** What to do **
Your answer must be every line of the data that holds the string "Gesundheit".

** Records **
++++++++

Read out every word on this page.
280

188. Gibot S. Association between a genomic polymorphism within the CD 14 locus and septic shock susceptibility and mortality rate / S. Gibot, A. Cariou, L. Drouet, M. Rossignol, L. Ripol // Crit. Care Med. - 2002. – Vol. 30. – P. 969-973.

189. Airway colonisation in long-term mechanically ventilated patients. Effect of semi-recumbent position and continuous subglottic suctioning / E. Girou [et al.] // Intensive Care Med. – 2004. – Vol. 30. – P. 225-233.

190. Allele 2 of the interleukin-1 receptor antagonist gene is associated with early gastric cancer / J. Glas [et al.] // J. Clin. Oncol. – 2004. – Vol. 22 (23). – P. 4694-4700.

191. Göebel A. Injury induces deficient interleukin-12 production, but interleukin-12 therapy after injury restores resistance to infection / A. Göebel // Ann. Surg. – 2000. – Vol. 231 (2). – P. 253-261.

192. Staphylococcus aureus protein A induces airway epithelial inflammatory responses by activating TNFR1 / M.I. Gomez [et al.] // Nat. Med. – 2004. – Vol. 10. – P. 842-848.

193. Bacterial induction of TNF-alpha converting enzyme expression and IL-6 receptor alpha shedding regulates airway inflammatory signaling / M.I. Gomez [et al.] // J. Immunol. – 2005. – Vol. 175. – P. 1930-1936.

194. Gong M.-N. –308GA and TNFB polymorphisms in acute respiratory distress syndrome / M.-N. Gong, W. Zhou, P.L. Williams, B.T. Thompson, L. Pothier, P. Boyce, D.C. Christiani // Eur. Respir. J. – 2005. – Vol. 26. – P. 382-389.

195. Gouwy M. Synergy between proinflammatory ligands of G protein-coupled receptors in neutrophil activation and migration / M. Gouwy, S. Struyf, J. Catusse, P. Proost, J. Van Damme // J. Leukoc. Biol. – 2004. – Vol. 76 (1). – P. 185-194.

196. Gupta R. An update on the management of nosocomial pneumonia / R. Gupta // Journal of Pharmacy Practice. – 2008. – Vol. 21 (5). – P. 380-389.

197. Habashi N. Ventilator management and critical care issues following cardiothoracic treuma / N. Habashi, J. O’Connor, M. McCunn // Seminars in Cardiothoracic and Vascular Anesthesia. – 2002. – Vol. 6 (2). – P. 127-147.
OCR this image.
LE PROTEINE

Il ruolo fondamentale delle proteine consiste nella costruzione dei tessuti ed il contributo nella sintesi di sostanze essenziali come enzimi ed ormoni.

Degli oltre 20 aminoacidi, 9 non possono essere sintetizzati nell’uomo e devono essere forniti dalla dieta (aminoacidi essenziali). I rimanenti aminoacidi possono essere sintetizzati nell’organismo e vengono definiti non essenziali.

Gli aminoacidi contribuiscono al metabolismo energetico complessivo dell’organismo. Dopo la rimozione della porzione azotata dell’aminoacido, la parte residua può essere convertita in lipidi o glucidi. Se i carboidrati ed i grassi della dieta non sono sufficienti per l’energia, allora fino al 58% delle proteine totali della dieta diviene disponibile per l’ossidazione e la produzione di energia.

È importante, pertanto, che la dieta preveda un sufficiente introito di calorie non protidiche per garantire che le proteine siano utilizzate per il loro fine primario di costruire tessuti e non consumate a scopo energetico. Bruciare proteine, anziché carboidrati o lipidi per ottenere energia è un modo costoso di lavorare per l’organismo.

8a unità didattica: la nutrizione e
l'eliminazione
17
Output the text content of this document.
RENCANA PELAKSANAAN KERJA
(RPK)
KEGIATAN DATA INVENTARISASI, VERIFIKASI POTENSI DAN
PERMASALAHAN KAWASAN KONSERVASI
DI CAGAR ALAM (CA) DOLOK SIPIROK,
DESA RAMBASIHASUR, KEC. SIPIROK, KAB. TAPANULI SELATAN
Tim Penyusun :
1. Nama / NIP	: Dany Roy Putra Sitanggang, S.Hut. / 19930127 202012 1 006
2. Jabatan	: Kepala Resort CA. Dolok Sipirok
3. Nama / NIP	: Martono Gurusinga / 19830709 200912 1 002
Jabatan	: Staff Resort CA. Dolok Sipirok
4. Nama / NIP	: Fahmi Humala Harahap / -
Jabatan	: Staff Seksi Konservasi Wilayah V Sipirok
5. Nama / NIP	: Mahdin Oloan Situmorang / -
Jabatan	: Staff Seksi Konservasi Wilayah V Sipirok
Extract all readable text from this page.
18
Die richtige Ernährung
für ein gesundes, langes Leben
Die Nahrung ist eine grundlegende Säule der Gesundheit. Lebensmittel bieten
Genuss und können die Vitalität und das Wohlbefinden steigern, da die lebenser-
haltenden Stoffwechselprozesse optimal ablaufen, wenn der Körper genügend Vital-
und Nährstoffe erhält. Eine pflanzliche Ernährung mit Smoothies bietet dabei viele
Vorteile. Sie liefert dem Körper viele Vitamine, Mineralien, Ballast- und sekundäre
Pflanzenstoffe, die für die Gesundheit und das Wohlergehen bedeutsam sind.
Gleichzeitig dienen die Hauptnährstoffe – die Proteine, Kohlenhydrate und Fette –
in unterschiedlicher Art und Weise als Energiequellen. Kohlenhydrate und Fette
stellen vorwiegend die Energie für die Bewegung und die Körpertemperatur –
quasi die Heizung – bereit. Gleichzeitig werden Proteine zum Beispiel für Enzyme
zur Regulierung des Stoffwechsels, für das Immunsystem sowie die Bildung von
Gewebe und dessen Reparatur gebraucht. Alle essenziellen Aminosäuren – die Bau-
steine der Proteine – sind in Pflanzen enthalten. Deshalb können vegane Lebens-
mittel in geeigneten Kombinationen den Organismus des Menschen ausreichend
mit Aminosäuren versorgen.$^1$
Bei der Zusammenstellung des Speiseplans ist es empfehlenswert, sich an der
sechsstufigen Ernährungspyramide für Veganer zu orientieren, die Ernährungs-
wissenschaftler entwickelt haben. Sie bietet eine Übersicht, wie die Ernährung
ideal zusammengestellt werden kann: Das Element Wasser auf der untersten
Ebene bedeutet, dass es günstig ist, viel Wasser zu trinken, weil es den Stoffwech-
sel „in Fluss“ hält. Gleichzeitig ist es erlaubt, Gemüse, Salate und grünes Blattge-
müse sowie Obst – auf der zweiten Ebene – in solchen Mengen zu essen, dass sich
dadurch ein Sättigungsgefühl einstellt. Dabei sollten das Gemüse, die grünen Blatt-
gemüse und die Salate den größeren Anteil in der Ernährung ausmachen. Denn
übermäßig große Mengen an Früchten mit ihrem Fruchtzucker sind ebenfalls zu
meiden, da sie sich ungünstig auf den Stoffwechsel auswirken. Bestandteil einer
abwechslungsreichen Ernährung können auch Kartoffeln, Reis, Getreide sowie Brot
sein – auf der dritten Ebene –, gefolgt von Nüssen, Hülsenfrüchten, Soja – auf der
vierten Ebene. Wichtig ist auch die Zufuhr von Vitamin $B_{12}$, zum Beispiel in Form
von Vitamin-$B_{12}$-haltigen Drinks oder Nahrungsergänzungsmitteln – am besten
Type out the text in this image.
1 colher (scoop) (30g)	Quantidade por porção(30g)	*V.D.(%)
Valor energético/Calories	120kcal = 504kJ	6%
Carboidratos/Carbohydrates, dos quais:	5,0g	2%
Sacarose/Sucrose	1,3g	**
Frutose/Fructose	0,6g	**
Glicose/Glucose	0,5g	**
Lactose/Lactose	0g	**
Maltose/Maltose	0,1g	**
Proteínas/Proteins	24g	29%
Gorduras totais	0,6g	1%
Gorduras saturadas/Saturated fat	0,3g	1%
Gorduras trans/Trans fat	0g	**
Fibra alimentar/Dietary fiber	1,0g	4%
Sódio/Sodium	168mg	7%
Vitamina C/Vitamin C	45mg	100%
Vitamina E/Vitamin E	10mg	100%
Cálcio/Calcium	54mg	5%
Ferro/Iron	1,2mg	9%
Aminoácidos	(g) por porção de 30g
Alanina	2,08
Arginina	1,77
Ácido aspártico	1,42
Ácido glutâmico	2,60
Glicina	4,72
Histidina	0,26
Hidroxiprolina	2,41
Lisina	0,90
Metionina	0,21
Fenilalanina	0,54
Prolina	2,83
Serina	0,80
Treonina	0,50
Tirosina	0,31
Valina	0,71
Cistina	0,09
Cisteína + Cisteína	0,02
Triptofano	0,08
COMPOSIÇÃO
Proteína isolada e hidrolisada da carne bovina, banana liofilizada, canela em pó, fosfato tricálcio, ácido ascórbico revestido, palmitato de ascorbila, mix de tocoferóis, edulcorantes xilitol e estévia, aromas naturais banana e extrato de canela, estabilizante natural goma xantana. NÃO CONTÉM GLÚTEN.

++++++++

** Your solution **
Die Nahrung ist eine grundlegende Säule der Gesundheit. Lebensmittel bieten
Pflanzenstoffe, die für die Gesundheit und das Wohlergehen bedeutsam sind.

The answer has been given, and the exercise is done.